**WRITTEN REQUEST:** Extract the whole listing as it stands. Do not include the pictures.

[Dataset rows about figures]
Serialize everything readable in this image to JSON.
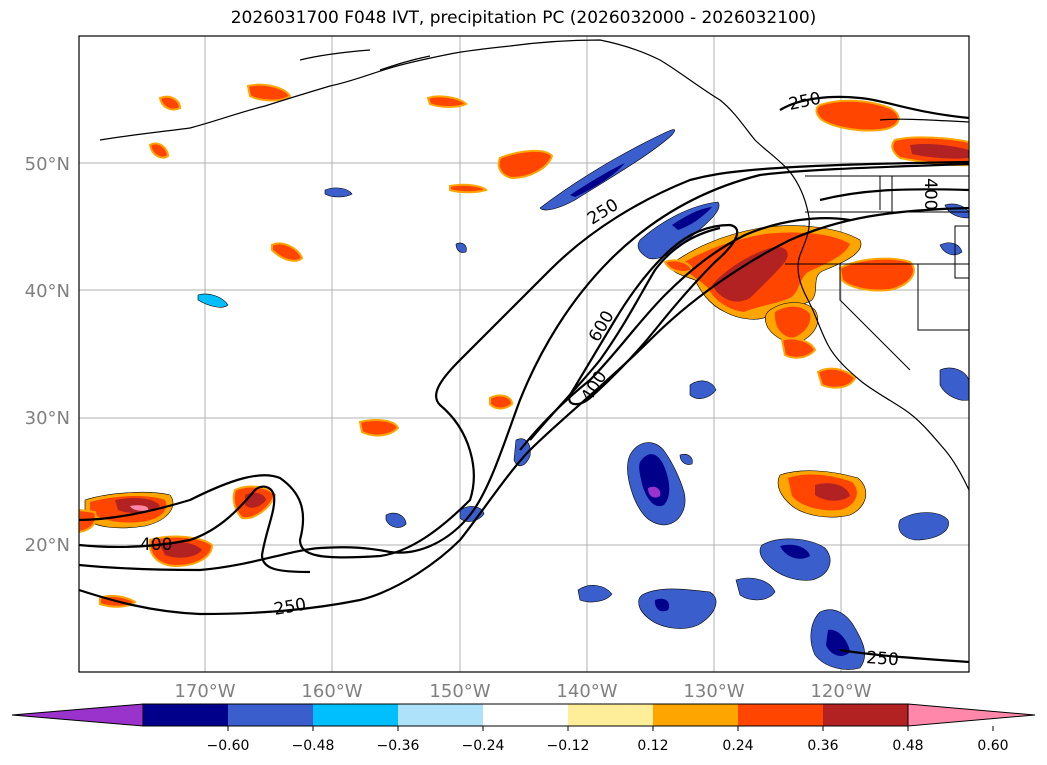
{
  "title": "2026031700 F048 IVT, precipitation PC (2026032000 - 2026032100)",
  "lat_labels": [
    "50°N",
    "40°N",
    "30°N",
    "20°N"
  ],
  "lon_labels": [
    "170°W",
    "160°W",
    "150°W",
    "140°W",
    "130°W",
    "120°W"
  ],
  "colorbar": {
    "ticks": [
      "−0.60",
      "−0.48",
      "−0.36",
      "−0.24",
      "−0.12",
      "0.12",
      "0.24",
      "0.36",
      "0.48",
      "0.60"
    ],
    "colors": [
      "#9933cc",
      "#00008b",
      "#3a5fcd",
      "#00bfff",
      "#aee2fa",
      "#ffffff",
      "#ffee99",
      "#ffa500",
      "#ff4500",
      "#b22222",
      "#ff88aa"
    ]
  },
  "contour_labels": [
    "250",
    "250",
    "250",
    "250",
    "400",
    "400",
    "600",
    "400"
  ],
  "colors": {
    "positive_high": "#b22222",
    "positive_mid": "#ff4500",
    "positive_low": "#ffa500",
    "negative_low": "#3a5fcd",
    "negative_high": "#00008b",
    "coast": "#000000",
    "grid": "#b0b0b0",
    "tick_label": "#808080"
  }
}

**SOLUTION TO THIS TASK:**
Serialize everything readable in this image to JSON.
{
  "title": "2026031700 F048 IVT, precipitation PC (2026032000 - 2026032100)",
  "lat_labels": [
    "50°N",
    "40°N",
    "30°N",
    "20°N"
  ],
  "lon_labels": [
    "170°W",
    "160°W",
    "150°W",
    "140°W",
    "130°W",
    "120°W"
  ],
  "colorbar": {
    "ticks": [
      "−0.60",
      "−0.48",
      "−0.36",
      "−0.24",
      "−0.12",
      "0.12",
      "0.24",
      "0.36",
      "0.48",
      "0.60"
    ],
    "colors": [
      "#9933cc",
      "#00008b",
      "#3a5fcd",
      "#00bfff",
      "#aee2fa",
      "#ffffff",
      "#ffee99",
      "#ffa500",
      "#ff4500",
      "#b22222",
      "#ff88aa"
    ]
  },
  "contour_labels": [
    "250",
    "250",
    "250",
    "250",
    "400",
    "400",
    "600",
    "400"
  ],
  "colors": {
    "positive_high": "#b22222",
    "positive_mid": "#ff4500",
    "positive_low": "#ffa500",
    "negative_low": "#3a5fcd",
    "negative_high": "#00008b",
    "coast": "#000000",
    "grid": "#b0b0b0",
    "tick_label": "#808080"
  }
}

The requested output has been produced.